- _Task directions_:
Render every entry exactly as it appears.

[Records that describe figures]
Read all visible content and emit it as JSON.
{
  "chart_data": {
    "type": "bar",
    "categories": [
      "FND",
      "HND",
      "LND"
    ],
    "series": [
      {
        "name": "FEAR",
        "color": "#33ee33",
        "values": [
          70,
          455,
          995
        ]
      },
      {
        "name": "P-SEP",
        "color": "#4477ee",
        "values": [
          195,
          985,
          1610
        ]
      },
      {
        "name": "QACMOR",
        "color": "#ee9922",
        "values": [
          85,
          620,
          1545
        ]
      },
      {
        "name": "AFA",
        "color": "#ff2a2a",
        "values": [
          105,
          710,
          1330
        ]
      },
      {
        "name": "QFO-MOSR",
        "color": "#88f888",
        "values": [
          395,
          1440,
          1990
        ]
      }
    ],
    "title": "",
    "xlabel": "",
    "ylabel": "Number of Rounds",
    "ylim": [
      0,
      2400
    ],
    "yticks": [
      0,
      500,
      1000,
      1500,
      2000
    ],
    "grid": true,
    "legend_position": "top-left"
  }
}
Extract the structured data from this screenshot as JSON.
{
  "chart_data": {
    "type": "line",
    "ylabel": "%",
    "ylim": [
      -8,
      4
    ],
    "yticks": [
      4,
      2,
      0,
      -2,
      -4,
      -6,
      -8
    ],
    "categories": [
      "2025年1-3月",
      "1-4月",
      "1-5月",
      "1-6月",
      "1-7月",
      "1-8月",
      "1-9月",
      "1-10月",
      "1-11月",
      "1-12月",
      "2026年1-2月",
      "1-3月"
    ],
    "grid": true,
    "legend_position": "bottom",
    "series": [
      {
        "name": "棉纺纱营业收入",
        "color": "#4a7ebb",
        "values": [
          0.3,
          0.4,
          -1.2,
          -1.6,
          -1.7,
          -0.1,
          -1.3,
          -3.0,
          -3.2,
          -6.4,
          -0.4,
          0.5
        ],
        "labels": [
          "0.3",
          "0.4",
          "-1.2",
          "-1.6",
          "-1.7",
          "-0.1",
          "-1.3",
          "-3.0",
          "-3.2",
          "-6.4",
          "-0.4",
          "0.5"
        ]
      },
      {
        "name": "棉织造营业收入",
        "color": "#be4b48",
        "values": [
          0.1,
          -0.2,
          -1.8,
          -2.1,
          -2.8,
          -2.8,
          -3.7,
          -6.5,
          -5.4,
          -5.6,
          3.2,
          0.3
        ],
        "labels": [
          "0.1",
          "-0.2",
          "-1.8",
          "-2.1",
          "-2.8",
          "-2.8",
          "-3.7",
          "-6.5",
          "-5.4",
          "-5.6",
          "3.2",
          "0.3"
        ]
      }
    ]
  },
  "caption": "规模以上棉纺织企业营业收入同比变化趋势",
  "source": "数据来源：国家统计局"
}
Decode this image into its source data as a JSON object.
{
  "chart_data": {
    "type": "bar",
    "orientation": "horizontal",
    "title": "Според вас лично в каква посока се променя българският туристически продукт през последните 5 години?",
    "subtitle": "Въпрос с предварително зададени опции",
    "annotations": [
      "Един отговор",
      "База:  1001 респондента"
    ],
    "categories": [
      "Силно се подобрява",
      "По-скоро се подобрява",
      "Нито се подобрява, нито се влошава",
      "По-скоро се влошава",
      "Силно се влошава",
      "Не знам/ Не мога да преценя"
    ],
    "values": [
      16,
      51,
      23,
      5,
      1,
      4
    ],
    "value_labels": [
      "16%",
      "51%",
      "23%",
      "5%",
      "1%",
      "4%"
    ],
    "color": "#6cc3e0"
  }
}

- _Answer below_:
Read all visible content and emit it as JSON.
{
  "chart_data": {
    "type": "bar",
    "categories": [
      "FND",
      "HND",
      "LND"
    ],
    "series": [
      {
        "name": "FEAR",
        "color": "#33ee33",
        "values": [
          70,
          455,
          995
        ]
      },
      {
        "name": "P-SEP",
        "color": "#4477ee",
        "values": [
          195,
          985,
          1610
        ]
      },
      {
        "name": "QACMOR",
        "color": "#ee9922",
        "values": [
          85,
          620,
          1545
        ]
      },
      {
        "name": "AFA",
        "color": "#ff2a2a",
        "values": [
          105,
          710,
          1330
        ]
      },
      {
        "name": "QFO-MOSR",
        "color": "#88f888",
        "values": [
          395,
          1440,
          1990
        ]
      }
    ],
    "title": "",
    "xlabel": "",
    "ylabel": "Number of Rounds",
    "ylim": [
      0,
      2400
    ],
    "yticks": [
      0,
      500,
      1000,
      1500,
      2000
    ],
    "grid": true,
    "legend_position": "top-left"
  }
}
Extract the structured data from this screenshot as JSON.
{
  "chart_data": {
    "type": "line",
    "ylabel": "%",
    "ylim": [
      -8,
      4
    ],
    "yticks": [
      4,
      2,
      0,
      -2,
      -4,
      -6,
      -8
    ],
    "categories": [
      "2025年1-3月",
      "1-4月",
      "1-5月",
      "1-6月",
      "1-7月",
      "1-8月",
      "1-9月",
      "1-10月",
      "1-11月",
      "1-12月",
      "2026年1-2月",
      "1-3月"
    ],
    "grid": true,
    "legend_position": "bottom",
    "series": [
      {
        "name": "棉纺纱营业收入",
        "color": "#4a7ebb",
        "values": [
          0.3,
          0.4,
          -1.2,
          -1.6,
          -1.7,
          -0.1,
          -1.3,
          -3.0,
          -3.2,
          -6.4,
          -0.4,
          0.5
        ],
        "labels": [
          "0.3",
          "0.4",
          "-1.2",
          "-1.6",
          "-1.7",
          "-0.1",
          "-1.3",
          "-3.0",
          "-3.2",
          "-6.4",
          "-0.4",
          "0.5"
        ]
      },
      {
        "name": "棉织造营业收入",
        "color": "#be4b48",
        "values": [
          0.1,
          -0.2,
          -1.8,
          -2.1,
          -2.8,
          -2.8,
          -3.7,
          -6.5,
          -5.4,
          -5.6,
          3.2,
          0.3
        ],
        "labels": [
          "0.1",
          "-0.2",
          "-1.8",
          "-2.1",
          "-2.8",
          "-2.8",
          "-3.7",
          "-6.5",
          "-5.4",
          "-5.6",
          "3.2",
          "0.3"
        ]
      }
    ]
  },
  "caption": "规模以上棉纺织企业营业收入同比变化趋势",
  "source": "数据来源：国家统计局"
}
Decode this image into its source data as a JSON object.
{
  "chart_data": {
    "type": "bar",
    "orientation": "horizontal",
    "title": "Според вас лично в каква посока се променя българският туристически продукт през последните 5 години?",
    "subtitle": "Въпрос с предварително зададени опции",
    "annotations": [
      "Един отговор",
      "База:  1001 респондента"
    ],
    "categories": [
      "Силно се подобрява",
      "По-скоро се подобрява",
      "Нито се подобрява, нито се влошава",
      "По-скоро се влошава",
      "Силно се влошава",
      "Не знам/ Не мога да преценя"
    ],
    "values": [
      16,
      51,
      23,
      5,
      1,
      4
    ],
    "value_labels": [
      "16%",
      "51%",
      "23%",
      "5%",
      "1%",
      "4%"
    ],
    "color": "#6cc3e0"
  }
}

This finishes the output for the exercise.